Retype the material below. Keep every word exactly as it is.

━━━ Excerpted records ━━━

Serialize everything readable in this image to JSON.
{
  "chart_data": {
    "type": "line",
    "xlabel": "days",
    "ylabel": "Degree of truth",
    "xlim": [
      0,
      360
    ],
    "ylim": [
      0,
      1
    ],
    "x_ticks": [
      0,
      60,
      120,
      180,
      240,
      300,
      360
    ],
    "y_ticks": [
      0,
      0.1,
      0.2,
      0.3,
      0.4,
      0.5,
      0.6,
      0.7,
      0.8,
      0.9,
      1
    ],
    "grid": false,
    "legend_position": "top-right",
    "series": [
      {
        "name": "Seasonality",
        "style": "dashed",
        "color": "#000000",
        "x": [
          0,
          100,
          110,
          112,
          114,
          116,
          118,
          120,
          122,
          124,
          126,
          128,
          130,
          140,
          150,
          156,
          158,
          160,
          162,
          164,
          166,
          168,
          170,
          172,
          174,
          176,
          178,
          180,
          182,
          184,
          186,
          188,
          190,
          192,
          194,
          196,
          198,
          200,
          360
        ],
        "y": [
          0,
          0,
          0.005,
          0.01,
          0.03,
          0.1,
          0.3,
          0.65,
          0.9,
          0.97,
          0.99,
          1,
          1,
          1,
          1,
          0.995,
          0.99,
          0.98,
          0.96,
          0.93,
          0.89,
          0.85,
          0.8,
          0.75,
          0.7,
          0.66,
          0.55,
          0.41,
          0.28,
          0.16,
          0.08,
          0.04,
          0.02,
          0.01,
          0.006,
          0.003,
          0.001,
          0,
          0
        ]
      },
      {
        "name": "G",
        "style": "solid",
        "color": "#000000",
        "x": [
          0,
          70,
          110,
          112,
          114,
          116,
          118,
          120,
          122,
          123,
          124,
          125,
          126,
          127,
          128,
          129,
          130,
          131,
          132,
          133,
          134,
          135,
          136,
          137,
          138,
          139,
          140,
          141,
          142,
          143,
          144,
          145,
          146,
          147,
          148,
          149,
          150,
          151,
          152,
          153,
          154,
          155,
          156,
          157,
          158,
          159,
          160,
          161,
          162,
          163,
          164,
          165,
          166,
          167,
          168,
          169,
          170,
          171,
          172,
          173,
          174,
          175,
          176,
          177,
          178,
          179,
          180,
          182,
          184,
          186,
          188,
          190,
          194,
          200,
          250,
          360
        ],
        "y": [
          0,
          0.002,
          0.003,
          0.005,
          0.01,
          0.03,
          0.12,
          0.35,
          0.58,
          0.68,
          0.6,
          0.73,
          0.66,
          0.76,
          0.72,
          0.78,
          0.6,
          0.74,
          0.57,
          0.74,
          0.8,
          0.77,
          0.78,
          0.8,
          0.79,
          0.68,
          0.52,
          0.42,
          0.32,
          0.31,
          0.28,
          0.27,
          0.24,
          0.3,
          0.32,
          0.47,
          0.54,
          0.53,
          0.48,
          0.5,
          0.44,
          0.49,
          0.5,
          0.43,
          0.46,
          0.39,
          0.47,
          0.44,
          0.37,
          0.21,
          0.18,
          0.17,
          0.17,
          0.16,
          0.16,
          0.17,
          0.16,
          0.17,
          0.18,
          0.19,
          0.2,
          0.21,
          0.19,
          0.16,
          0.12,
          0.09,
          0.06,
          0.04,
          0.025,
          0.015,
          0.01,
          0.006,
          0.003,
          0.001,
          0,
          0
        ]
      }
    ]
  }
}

━━━

■ **Answer**:
Serialize everything readable in this image to JSON.
{
  "chart_data": {
    "type": "line",
    "xlabel": "days",
    "ylabel": "Degree of truth",
    "xlim": [
      0,
      360
    ],
    "ylim": [
      0,
      1
    ],
    "x_ticks": [
      0,
      60,
      120,
      180,
      240,
      300,
      360
    ],
    "y_ticks": [
      0,
      0.1,
      0.2,
      0.3,
      0.4,
      0.5,
      0.6,
      0.7,
      0.8,
      0.9,
      1
    ],
    "grid": false,
    "legend_position": "top-right",
    "series": [
      {
        "name": "Seasonality",
        "style": "dashed",
        "color": "#000000",
        "x": [
          0,
          100,
          110,
          112,
          114,
          116,
          118,
          120,
          122,
          124,
          126,
          128,
          130,
          140,
          150,
          156,
          158,
          160,
          162,
          164,
          166,
          168,
          170,
          172,
          174,
          176,
          178,
          180,
          182,
          184,
          186,
          188,
          190,
          192,
          194,
          196,
          198,
          200,
          360
        ],
        "y": [
          0,
          0,
          0.005,
          0.01,
          0.03,
          0.1,
          0.3,
          0.65,
          0.9,
          0.97,
          0.99,
          1,
          1,
          1,
          1,
          0.995,
          0.99,
          0.98,
          0.96,
          0.93,
          0.89,
          0.85,
          0.8,
          0.75,
          0.7,
          0.66,
          0.55,
          0.41,
          0.28,
          0.16,
          0.08,
          0.04,
          0.02,
          0.01,
          0.006,
          0.003,
          0.001,
          0,
          0
        ]
      },
      {
        "name": "G",
        "style": "solid",
        "color": "#000000",
        "x": [
          0,
          70,
          110,
          112,
          114,
          116,
          118,
          120,
          122,
          123,
          124,
          125,
          126,
          127,
          128,
          129,
          130,
          131,
          132,
          133,
          134,
          135,
          136,
          137,
          138,
          139,
          140,
          141,
          142,
          143,
          144,
          145,
          146,
          147,
          148,
          149,
          150,
          151,
          152,
          153,
          154,
          155,
          156,
          157,
          158,
          159,
          160,
          161,
          162,
          163,
          164,
          165,
          166,
          167,
          168,
          169,
          170,
          171,
          172,
          173,
          174,
          175,
          176,
          177,
          178,
          179,
          180,
          182,
          184,
          186,
          188,
          190,
          194,
          200,
          250,
          360
        ],
        "y": [
          0,
          0.002,
          0.003,
          0.005,
          0.01,
          0.03,
          0.12,
          0.35,
          0.58,
          0.68,
          0.6,
          0.73,
          0.66,
          0.76,
          0.72,
          0.78,
          0.6,
          0.74,
          0.57,
          0.74,
          0.8,
          0.77,
          0.78,
          0.8,
          0.79,
          0.68,
          0.52,
          0.42,
          0.32,
          0.31,
          0.28,
          0.27,
          0.24,
          0.3,
          0.32,
          0.47,
          0.54,
          0.53,
          0.48,
          0.5,
          0.44,
          0.49,
          0.5,
          0.43,
          0.46,
          0.39,
          0.47,
          0.44,
          0.37,
          0.21,
          0.18,
          0.17,
          0.17,
          0.16,
          0.16,
          0.17,
          0.16,
          0.17,
          0.18,
          0.19,
          0.2,
          0.21,
          0.19,
          0.16,
          0.12,
          0.09,
          0.06,
          0.04,
          0.025,
          0.015,
          0.01,
          0.006,
          0.003,
          0.001,
          0,
          0
        ]
      }
    ]
  }
}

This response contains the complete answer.